BEGIN Given information

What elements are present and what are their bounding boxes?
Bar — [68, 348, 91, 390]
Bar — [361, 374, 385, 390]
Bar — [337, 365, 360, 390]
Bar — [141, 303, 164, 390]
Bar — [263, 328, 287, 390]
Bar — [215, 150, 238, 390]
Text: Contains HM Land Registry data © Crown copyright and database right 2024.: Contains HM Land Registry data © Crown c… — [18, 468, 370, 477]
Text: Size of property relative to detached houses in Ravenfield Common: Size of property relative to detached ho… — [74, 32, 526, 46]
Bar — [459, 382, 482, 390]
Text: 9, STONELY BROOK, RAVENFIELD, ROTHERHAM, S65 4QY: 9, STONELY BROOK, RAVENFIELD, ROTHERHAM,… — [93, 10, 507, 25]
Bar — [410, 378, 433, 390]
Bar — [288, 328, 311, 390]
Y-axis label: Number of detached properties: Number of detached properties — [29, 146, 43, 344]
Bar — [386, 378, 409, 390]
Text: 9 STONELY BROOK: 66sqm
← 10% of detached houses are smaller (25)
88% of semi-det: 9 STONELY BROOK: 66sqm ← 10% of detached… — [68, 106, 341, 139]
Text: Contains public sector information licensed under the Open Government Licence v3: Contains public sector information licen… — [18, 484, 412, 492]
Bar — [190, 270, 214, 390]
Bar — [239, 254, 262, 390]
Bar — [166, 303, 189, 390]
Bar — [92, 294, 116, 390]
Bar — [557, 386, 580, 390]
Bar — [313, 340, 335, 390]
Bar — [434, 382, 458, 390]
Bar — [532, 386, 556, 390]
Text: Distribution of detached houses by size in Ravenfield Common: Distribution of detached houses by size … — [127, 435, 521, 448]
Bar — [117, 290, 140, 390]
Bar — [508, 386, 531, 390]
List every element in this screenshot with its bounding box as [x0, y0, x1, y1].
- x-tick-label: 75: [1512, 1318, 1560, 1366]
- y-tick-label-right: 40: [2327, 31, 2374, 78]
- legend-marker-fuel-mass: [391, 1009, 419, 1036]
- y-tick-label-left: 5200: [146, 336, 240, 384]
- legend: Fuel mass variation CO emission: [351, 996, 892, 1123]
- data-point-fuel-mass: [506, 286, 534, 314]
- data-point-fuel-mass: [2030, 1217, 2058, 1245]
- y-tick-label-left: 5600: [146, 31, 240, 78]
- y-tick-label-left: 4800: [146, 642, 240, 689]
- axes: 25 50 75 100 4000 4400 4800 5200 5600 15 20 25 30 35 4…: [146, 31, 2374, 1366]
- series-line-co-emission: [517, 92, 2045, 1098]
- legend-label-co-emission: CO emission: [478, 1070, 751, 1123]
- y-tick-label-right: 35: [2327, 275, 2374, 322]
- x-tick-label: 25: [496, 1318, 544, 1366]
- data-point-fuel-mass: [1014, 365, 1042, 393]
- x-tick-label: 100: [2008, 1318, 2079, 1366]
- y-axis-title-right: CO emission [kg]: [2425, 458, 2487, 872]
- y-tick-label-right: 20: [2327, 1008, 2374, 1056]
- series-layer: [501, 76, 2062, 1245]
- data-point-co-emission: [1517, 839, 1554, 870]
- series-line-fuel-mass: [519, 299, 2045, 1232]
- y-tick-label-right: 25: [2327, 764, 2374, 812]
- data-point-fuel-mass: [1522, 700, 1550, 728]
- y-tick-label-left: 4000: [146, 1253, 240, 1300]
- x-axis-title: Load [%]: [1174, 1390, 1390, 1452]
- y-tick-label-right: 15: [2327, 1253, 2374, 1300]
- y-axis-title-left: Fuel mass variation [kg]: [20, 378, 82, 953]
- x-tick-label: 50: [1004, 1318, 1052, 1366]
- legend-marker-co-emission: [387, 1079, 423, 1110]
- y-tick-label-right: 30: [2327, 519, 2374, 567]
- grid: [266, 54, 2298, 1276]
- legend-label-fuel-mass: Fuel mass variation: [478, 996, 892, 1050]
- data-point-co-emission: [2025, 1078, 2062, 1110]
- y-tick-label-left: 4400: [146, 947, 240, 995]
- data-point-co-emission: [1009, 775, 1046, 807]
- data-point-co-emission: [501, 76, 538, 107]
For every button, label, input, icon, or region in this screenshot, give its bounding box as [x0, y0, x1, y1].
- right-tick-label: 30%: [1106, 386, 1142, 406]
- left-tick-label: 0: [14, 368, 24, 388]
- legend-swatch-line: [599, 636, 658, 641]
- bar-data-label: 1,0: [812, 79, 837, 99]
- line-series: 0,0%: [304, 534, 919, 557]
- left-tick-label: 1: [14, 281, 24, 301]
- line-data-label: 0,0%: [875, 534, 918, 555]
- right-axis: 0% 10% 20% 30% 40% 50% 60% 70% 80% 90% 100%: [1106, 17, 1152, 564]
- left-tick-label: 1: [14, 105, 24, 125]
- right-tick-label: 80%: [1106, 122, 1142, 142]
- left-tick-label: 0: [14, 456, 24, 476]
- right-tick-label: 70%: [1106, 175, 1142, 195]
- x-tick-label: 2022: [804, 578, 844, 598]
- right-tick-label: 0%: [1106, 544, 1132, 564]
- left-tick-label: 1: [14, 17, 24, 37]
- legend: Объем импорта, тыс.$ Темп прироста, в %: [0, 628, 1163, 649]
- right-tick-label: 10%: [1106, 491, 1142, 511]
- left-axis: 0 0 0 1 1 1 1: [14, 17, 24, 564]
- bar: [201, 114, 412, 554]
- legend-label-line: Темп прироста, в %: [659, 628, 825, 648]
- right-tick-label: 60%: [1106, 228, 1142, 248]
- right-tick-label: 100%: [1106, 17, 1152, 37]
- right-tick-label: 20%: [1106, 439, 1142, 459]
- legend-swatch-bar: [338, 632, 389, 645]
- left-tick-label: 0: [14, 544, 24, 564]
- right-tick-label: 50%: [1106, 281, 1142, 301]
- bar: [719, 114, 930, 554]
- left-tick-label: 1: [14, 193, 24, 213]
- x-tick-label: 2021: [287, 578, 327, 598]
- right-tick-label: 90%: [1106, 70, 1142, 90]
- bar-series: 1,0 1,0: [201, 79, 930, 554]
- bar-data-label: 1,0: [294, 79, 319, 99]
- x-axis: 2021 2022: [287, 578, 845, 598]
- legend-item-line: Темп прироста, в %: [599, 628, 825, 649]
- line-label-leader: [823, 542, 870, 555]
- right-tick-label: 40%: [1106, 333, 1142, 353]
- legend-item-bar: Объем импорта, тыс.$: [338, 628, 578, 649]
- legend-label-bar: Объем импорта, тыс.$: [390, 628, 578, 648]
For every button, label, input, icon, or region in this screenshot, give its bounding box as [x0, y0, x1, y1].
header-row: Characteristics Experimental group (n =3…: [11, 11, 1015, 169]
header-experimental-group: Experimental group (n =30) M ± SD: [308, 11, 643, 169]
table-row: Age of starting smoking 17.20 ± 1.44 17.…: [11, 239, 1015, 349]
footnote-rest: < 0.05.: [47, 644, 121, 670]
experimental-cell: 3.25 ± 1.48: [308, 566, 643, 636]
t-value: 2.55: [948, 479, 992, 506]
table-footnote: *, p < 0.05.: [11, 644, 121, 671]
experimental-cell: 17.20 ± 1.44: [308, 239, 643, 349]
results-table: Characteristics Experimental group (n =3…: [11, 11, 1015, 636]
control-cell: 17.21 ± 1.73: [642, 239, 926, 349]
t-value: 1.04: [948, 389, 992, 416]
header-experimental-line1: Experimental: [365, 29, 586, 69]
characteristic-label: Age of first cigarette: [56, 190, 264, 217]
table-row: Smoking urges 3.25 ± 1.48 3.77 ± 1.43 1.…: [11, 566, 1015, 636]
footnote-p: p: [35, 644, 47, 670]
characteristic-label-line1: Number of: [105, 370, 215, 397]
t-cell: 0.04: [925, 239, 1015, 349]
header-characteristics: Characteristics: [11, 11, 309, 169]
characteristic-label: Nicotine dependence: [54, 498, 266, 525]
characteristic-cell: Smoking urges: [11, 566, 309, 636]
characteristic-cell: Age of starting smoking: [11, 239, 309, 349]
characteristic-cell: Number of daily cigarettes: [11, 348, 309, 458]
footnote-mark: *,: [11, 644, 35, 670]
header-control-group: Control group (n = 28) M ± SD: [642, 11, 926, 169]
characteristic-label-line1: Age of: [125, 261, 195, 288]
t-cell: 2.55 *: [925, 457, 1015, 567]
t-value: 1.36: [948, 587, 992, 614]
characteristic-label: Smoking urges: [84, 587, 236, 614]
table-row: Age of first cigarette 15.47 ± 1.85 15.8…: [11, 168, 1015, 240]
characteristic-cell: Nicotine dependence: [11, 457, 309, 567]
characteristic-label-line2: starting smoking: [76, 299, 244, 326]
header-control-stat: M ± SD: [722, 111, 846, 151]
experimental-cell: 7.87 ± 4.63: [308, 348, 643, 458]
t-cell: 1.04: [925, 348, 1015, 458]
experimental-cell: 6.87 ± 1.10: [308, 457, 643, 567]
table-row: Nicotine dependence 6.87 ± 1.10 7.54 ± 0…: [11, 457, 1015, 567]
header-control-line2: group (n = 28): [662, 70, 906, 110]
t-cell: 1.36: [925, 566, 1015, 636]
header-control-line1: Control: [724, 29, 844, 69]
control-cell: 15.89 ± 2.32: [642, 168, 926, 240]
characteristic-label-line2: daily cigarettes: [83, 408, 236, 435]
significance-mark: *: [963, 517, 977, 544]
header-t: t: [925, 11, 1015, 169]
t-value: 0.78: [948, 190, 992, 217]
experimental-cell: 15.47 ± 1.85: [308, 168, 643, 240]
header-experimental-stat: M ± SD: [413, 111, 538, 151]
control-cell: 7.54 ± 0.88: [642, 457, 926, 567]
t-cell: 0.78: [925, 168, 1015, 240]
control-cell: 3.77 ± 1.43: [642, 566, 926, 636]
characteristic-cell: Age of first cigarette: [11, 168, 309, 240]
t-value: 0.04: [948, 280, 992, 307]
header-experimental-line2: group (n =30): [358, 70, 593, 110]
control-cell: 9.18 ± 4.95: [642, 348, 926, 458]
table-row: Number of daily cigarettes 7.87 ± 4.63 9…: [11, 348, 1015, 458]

END Given information

## [What you have to do]
Take the part of the entries that opens with the very first line and closes with the line containing "Bar — [532, 386, 556, 390]", both included, and set it out as a numbered list with any blank lines left out.

## [Correct response]
1. What elements are present and what are their bounding boxes?
2. Bar — [68, 348, 91, 390]
3. Bar — [361, 374, 385, 390]
4. Bar — [337, 365, 360, 390]
5. Bar — [141, 303, 164, 390]
6. Bar — [263, 328, 287, 390]
7. Bar — [215, 150, 238, 390]
8. Text: Contains HM Land Registry data © Crown copyright and database right 2024.: Contains HM Land Registry data © Crown c… — [18, 468, 370, 477]
9. Text: Size of property relative to detached houses in Ravenfield Common: Size of property relative to detached ho… — [74, 32, 526, 46]
10. Bar — [459, 382, 482, 390]
11. Text: 9, STONELY BROOK, RAVENFIELD, ROTHERHAM, S65 4QY: 9, STONELY BROOK, RAVENFIELD, ROTHERHAM,… — [93, 10, 507, 25]
12. Bar — [410, 378, 433, 390]
13. Bar — [288, 328, 311, 390]
14. Y-axis label: Number of detached properties: Number of detached properties — [29, 146, 43, 344]
15. Bar — [386, 378, 409, 390]
16. Text: 9 STONELY BROOK: 66sqm
17. ← 10% of detached houses are smaller (25)
18. 88% of semi-det: 9 STONELY BROOK: 66sqm ← 10% of detached… — [68, 106, 341, 139]
19. Text: Contains public sector information licensed under the Open Government Licence v3: Contains public sector information licen… — [18, 484, 412, 492]
20. Bar — [190, 270, 214, 390]
21. Bar — [239, 254, 262, 390]
22. Bar — [166, 303, 189, 390]
23. Bar — [92, 294, 116, 390]
24. Bar — [557, 386, 580, 390]
25. Bar — [313, 340, 335, 390]
26. Bar — [434, 382, 458, 390]
27. Bar — [532, 386, 556, 390]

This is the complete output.